◆ REQUIREMENT ◆
Quote all lines below exactly. Images stay out.

◆ RECORD LIST ◆
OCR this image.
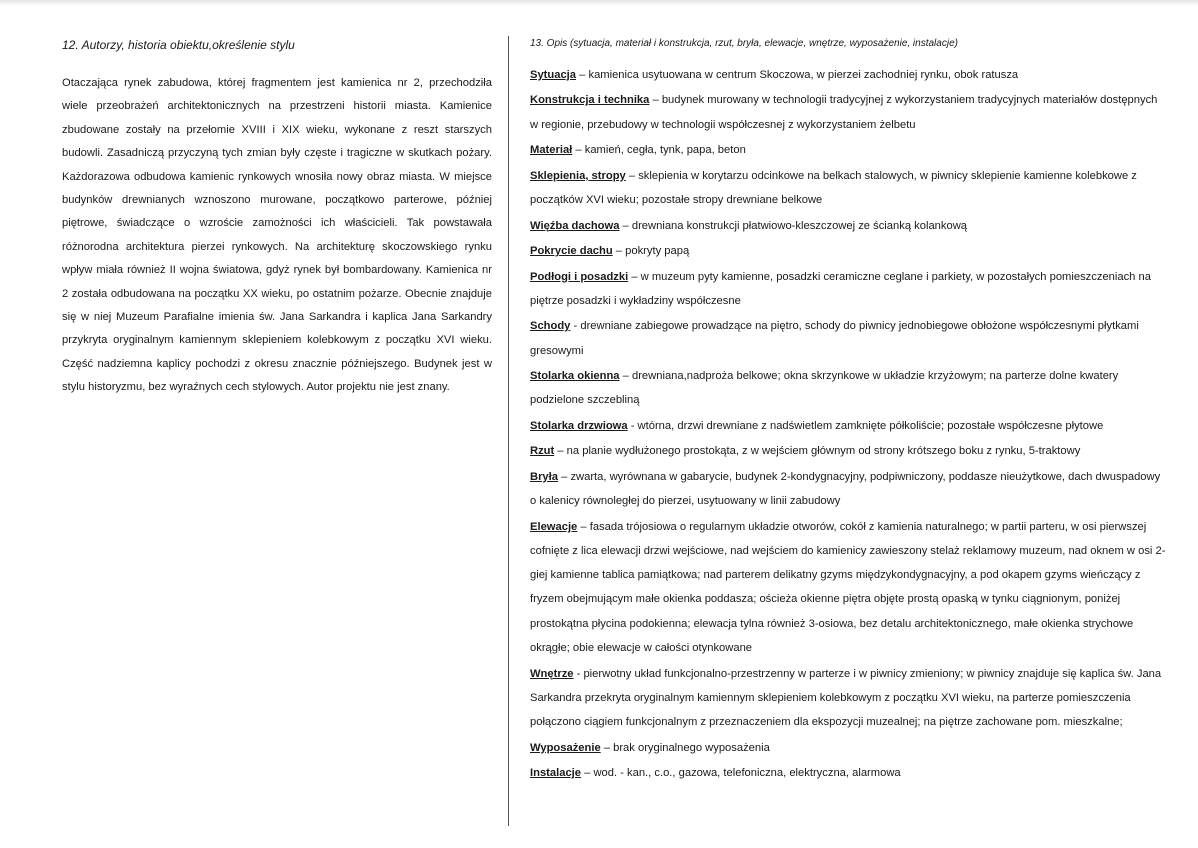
12. Autorzy, historia obiektu,określenie stylu

Otaczająca rynek zabudowa, której fragmentem jest kamienica nr 2, przechodziła wiele przeobrażeń architektonicznych na przestrzeni historii miasta. Kamienice zbudowane zostały na przełomie XVIII i XIX wieku, wykonane z reszt starszych budowli. Zasadniczą przyczyną tych zmian były częste i tragiczne w skutkach pożary. Każdorazowa odbudowa kamienic rynkowych wnosiła nowy obraz miasta. W miejsce budynków drewnianych wznoszono murowane, początkowo parterowe, później piętrowe, świadczące o wzroście zamożności ich właścicieli. Tak powstawała różnorodna architektura pierzei rynkowych. Na architekturę skoczowskiego rynku wpływ miała również II wojna światowa, gdyż rynek był bombardowany. Kamienica nr 2 została odbudowana na początku XX wieku, po ostatnim pożarze. Obecnie znajduje się w niej Muzeum Parafialne imienia św. Jana Sarkandra i kaplica Jana Sarkandry przykryta oryginalnym kamiennym sklepieniem kolebkowym z początku XVI wieku. Część nadziemna kaplicy pochodzi z okresu znacznie późniejszego. Budynek jest w stylu historyzmu, bez wyraźnych cech stylowych. Autor projektu nie jest znany.

13. Opis (sytuacja, materiał i konstrukcja, rzut, bryła, elewacje, wnętrze, wyposażenie, instalacje)
Sytuacja – kamienica usytuowana w centrum Skoczowa, w pierzei zachodniej rynku, obok ratusza
Konstrukcja i technika – budynek murowany w technologii tradycyjnej z wykorzystaniem tradycyjnych materiałów dostępnych w regionie, przebudowy w technologii współczesnej z wykorzystaniem żelbetu
Materiał – kamień, cegła, tynk, papa, beton
Sklepienia, stropy – sklepienia w korytarzu odcinkowe na belkach stalowych, w piwnicy sklepienie kamienne kolebkowe z początków XVI wieku; pozostałe stropy drewniane belkowe
Więźba dachowa – drewniana konstrukcji płatwiowo-kleszczowej ze ścianką kolankową
Pokrycie dachu – pokryty papą
Podłogi i posadzki – w muzeum pyty kamienne, posadzki ceramiczne ceglane i parkiety, w pozostałych pomieszczeniach na piętrze posadzki i wykładziny współczesne
Schody - drewniane zabiegowe prowadzące na piętro, schody do piwnicy jednobiegowe obłożone współczesnymi płytkami gresowymi
Stolarka okienna – drewniana,nadproża belkowe; okna skrzynkowe w układzie krzyżowym; na parterze dolne kwatery podzielone szczebliną
Stolarka drzwiowa - wtórna, drzwi drewniane z nadświetlem zamknięte półkoliście; pozostałe współczesne płytowe
Rzut – na planie wydłużonego prostokąta, z w wejściem głównym od strony krótszego boku z rynku, 5-traktowy
Bryła – zwarta, wyrównana w gabarycie, budynek 2-kondygnacyjny, podpiwniczony, poddasze nieużytkowe, dach dwuspadowy o kalenicy równoległej do pierzei, usytuowany w linii zabudowy
Elewacje – fasada trójosiowa o regularnym układzie otworów, cokół z kamienia naturalnego; w partii parteru, w osi pierwszej cofnięte z lica elewacji drzwi wejściowe, nad wejściem do kamienicy zawieszony stelaż reklamowy muzeum, nad oknem w osi 2-giej kamienne tablica pamiątkowa; nad parterem delikatny gzyms międzykondygnacyjny, a pod okapem gzyms wieńczący z fryzem obejmującym małe okienka poddasza; ościeża okienne piętra objęte prostą opaską w tynku ciągnionym, poniżej prostokątna płycina podokienna; elewacja tylna również 3-osiowa, bez detalu architektonicznego, małe okienka strychowe okrągłe; obie elewacje w całości otynkowane
Wnętrze - pierwotny układ funkcjonalno-przestrzenny w parterze i w piwnicy zmieniony; w piwnicy znajduje się kaplica św. Jana Sarkandra przekryta oryginalnym kamiennym sklepieniem kolebkowym z początku XVI wieku, na parterze pomieszczenia połączono ciągiem funkcjonalnym z przeznaczeniem dla ekspozycji muzealnej; na piętrze zachowane pom. mieszkalne;
Wyposażenie – brak oryginalnego wyposażenia
Instalacje – wod. - kan., c.o., gazowa, telefoniczna, elektryczna, alarmowa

◆ THE RESPONSE ◆
OCR this image.
12. Autorzy, historia obiektu,określenie stylu

Otaczająca rynek zabudowa, której fragmentem jest kamienica nr 2, przechodziła wiele przeobrażeń architektonicznych na przestrzeni historii miasta. Kamienice zbudowane zostały na przełomie XVIII i XIX wieku, wykonane z reszt starszych budowli. Zasadniczą przyczyną tych zmian były częste i tragiczne w skutkach pożary. Każdorazowa odbudowa kamienic rynkowych wnosiła nowy obraz miasta. W miejsce budynków drewnianych wznoszono murowane, początkowo parterowe, później piętrowe, świadczące o wzroście zamożności ich właścicieli. Tak powstawała różnorodna architektura pierzei rynkowych. Na architekturę skoczowskiego rynku wpływ miała również II wojna światowa, gdyż rynek był bombardowany. Kamienica nr 2 została odbudowana na początku XX wieku, po ostatnim pożarze. Obecnie znajduje się w niej Muzeum Parafialne imienia św. Jana Sarkandra i kaplica Jana Sarkandry przykryta oryginalnym kamiennym sklepieniem kolebkowym z początku XVI wieku. Część nadziemna kaplicy pochodzi z okresu znacznie późniejszego. Budynek jest w stylu historyzmu, bez wyraźnych cech stylowych. Autor projektu nie jest znany.

13. Opis (sytuacja, materiał i konstrukcja, rzut, bryła, elewacje, wnętrze, wyposażenie, instalacje)
Sytuacja – kamienica usytuowana w centrum Skoczowa, w pierzei zachodniej rynku, obok ratusza
Konstrukcja i technika – budynek murowany w technologii tradycyjnej z wykorzystaniem tradycyjnych materiałów dostępnych w regionie, przebudowy w technologii współczesnej z wykorzystaniem żelbetu
Materiał – kamień, cegła, tynk, papa, beton
Sklepienia, stropy – sklepienia w korytarzu odcinkowe na belkach stalowych, w piwnicy sklepienie kamienne kolebkowe z początków XVI wieku; pozostałe stropy drewniane belkowe
Więźba dachowa – drewniana konstrukcji płatwiowo-kleszczowej ze ścianką kolankową
Pokrycie dachu – pokryty papą
Podłogi i posadzki – w muzeum pyty kamienne, posadzki ceramiczne ceglane i parkiety, w pozostałych pomieszczeniach na piętrze posadzki i wykładziny współczesne
Schody - drewniane zabiegowe prowadzące na piętro, schody do piwnicy jednobiegowe obłożone współczesnymi płytkami gresowymi
Stolarka okienna – drewniana,nadproża belkowe; okna skrzynkowe w układzie krzyżowym; na parterze dolne kwatery podzielone szczebliną
Stolarka drzwiowa - wtórna, drzwi drewniane z nadświetlem zamknięte półkoliście; pozostałe współczesne płytowe
Rzut – na planie wydłużonego prostokąta, z w wejściem głównym od strony krótszego boku z rynku, 5-traktowy
Bryła – zwarta, wyrównana w gabarycie, budynek 2-kondygnacyjny, podpiwniczony, poddasze nieużytkowe, dach dwuspadowy o kalenicy równoległej do pierzei, usytuowany w linii zabudowy
Elewacje – fasada trójosiowa o regularnym układzie otworów, cokół z kamienia naturalnego; w partii parteru, w osi pierwszej cofnięte z lica elewacji drzwi wejściowe, nad wejściem do kamienicy zawieszony stelaż reklamowy muzeum, nad oknem w osi 2-giej kamienne tablica pamiątkowa; nad parterem delikatny gzyms międzykondygnacyjny, a pod okapem gzyms wieńczący z fryzem obejmującym małe okienka poddasza; ościeża okienne piętra objęte prostą opaską w tynku ciągnionym, poniżej prostokątna płycina podokienna; elewacja tylna również 3-osiowa, bez detalu architektonicznego, małe okienka strychowe okrągłe; obie elewacje w całości otynkowane
Wnętrze - pierwotny układ funkcjonalno-przestrzenny w parterze i w piwnicy zmieniony; w piwnicy znajduje się kaplica św. Jana Sarkandra przekryta oryginalnym kamiennym sklepieniem kolebkowym z początku XVI wieku, na parterze pomieszczenia połączono ciągiem funkcjonalnym z przeznaczeniem dla ekspozycji muzealnej; na piętrze zachowane pom. mieszkalne;
Wyposażenie – brak oryginalnego wyposażenia
Instalacje – wod. - kan., c.o., gazowa, telefoniczna, elektryczna, alarmowa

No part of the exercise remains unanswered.